# Exercise description
Could you copy, word for word, only the lines from the one containing "Output the text content of this document." through the last line of the records below, both included?

# Exercise inputs
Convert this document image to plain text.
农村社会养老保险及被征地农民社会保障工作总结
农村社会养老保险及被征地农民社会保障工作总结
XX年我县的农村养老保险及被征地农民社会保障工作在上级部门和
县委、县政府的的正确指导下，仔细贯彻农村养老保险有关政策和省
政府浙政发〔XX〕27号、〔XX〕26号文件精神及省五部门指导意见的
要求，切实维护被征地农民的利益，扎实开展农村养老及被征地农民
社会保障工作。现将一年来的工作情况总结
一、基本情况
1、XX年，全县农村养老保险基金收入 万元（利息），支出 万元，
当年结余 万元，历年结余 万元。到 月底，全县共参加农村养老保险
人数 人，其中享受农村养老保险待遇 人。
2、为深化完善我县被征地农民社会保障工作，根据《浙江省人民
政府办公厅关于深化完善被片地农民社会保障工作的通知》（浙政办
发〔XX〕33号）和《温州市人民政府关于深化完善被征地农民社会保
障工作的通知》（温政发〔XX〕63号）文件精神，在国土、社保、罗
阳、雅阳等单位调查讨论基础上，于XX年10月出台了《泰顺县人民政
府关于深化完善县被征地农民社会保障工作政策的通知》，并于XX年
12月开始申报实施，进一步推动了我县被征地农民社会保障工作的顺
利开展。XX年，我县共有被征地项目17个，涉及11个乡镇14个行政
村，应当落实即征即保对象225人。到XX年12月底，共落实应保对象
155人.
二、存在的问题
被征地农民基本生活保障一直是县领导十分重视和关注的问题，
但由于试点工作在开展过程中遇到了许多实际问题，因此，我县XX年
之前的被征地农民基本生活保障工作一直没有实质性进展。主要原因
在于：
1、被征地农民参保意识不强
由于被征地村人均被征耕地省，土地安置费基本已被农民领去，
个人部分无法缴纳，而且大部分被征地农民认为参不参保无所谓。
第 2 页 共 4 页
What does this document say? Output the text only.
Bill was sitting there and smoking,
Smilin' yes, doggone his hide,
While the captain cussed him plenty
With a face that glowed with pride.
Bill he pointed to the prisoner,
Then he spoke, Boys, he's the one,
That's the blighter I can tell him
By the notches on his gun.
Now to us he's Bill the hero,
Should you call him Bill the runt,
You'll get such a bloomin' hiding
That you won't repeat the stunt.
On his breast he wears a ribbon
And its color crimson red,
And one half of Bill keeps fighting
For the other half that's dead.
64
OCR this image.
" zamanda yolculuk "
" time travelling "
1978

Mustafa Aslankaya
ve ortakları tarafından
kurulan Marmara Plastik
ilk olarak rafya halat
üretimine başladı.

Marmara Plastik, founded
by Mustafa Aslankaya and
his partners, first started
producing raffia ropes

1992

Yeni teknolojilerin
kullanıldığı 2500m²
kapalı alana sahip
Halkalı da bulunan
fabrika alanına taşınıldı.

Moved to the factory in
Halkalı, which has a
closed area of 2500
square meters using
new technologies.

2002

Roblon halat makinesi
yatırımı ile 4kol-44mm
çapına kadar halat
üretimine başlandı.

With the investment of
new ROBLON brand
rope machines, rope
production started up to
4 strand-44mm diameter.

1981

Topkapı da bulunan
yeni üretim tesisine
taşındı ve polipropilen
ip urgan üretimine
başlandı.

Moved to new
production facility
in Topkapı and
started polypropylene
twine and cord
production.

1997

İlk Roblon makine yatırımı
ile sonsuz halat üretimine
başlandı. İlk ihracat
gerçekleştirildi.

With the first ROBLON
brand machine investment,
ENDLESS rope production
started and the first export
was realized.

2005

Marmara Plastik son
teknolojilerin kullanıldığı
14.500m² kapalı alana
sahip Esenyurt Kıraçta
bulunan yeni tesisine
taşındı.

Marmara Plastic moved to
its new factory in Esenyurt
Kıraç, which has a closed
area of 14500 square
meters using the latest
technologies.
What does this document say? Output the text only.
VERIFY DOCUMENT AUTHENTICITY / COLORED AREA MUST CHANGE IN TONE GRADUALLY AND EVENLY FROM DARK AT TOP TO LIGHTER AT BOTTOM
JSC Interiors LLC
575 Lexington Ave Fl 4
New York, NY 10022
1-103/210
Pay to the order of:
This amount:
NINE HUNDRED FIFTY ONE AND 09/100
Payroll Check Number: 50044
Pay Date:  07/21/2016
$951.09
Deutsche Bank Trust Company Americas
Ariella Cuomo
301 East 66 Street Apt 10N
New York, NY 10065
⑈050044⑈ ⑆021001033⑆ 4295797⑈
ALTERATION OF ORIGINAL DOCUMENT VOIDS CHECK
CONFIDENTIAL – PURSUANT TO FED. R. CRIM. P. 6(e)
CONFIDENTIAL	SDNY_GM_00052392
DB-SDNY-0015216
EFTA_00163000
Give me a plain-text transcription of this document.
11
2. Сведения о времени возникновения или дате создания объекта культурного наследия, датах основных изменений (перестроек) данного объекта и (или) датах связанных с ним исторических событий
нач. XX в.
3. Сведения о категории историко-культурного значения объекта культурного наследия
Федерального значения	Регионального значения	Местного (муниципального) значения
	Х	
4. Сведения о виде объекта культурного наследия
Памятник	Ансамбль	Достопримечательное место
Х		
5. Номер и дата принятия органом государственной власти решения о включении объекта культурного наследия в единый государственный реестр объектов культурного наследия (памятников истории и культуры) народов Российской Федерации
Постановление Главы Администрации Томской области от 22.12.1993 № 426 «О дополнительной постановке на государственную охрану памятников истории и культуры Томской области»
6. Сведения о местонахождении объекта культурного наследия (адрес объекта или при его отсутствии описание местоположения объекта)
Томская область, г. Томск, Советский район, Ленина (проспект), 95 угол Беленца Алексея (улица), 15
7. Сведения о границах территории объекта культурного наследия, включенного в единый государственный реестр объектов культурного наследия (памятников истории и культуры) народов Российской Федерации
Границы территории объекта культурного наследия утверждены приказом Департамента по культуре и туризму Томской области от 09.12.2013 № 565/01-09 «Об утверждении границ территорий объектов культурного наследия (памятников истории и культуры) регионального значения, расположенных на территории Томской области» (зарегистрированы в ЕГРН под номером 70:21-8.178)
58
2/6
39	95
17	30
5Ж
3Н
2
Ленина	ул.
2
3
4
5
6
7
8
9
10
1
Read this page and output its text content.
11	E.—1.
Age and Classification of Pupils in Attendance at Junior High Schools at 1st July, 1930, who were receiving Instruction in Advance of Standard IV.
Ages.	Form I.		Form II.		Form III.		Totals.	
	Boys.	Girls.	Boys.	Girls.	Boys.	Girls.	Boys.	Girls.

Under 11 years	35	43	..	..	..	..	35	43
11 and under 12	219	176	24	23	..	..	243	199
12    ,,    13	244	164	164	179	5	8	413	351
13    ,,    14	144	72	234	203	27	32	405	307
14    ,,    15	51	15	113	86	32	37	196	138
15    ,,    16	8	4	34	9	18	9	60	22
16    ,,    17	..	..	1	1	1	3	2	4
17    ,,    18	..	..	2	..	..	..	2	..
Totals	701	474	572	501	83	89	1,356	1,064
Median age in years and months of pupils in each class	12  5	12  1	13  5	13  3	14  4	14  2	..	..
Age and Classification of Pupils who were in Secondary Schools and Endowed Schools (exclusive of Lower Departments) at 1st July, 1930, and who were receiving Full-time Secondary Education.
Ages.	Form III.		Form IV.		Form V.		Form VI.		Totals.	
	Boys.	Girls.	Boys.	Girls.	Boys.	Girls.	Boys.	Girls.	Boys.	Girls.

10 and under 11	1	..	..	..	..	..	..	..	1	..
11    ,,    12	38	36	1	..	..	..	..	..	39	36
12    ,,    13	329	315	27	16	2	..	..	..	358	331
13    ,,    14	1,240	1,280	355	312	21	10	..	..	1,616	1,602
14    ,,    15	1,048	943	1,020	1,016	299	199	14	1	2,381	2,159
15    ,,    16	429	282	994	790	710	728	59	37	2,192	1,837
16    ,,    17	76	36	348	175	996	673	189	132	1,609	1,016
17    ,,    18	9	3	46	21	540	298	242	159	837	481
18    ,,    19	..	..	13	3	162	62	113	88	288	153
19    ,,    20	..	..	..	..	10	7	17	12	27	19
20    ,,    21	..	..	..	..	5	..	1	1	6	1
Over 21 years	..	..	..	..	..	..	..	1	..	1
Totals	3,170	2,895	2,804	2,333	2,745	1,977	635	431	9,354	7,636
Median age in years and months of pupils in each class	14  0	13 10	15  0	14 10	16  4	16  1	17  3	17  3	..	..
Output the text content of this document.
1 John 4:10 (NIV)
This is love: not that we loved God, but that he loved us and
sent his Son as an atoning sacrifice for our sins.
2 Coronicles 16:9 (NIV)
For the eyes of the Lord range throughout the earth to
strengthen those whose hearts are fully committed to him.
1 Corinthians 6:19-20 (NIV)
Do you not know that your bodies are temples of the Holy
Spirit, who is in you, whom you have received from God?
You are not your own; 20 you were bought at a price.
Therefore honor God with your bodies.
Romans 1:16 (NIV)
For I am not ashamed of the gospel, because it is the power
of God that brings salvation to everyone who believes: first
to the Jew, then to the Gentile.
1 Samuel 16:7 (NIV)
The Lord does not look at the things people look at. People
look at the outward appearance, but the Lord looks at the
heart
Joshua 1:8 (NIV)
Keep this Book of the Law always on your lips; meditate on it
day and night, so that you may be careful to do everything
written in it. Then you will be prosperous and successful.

# Final result
Output the text content of this document.
1 John 4:10 (NIV)
This is love: not that we loved God, but that he loved us and
sent his Son as an atoning sacrifice for our sins.
2 Coronicles 16:9 (NIV)
For the eyes of the Lord range throughout the earth to
strengthen those whose hearts are fully committed to him.
1 Corinthians 6:19-20 (NIV)
Do you not know that your bodies are temples of the Holy
Spirit, who is in you, whom you have received from God?
You are not your own; 20 you were bought at a price.
Therefore honor God with your bodies.
Romans 1:16 (NIV)
For I am not ashamed of the gospel, because it is the power
of God that brings salvation to everyone who believes: first
to the Jew, then to the Gentile.
1 Samuel 16:7 (NIV)
The Lord does not look at the things people look at. People
look at the outward appearance, but the Lord looks at the
heart
Joshua 1:8 (NIV)
Keep this Book of the Law always on your lips; meditate on it
day and night, so that you may be careful to do everything
written in it. Then you will be prosperous and successful.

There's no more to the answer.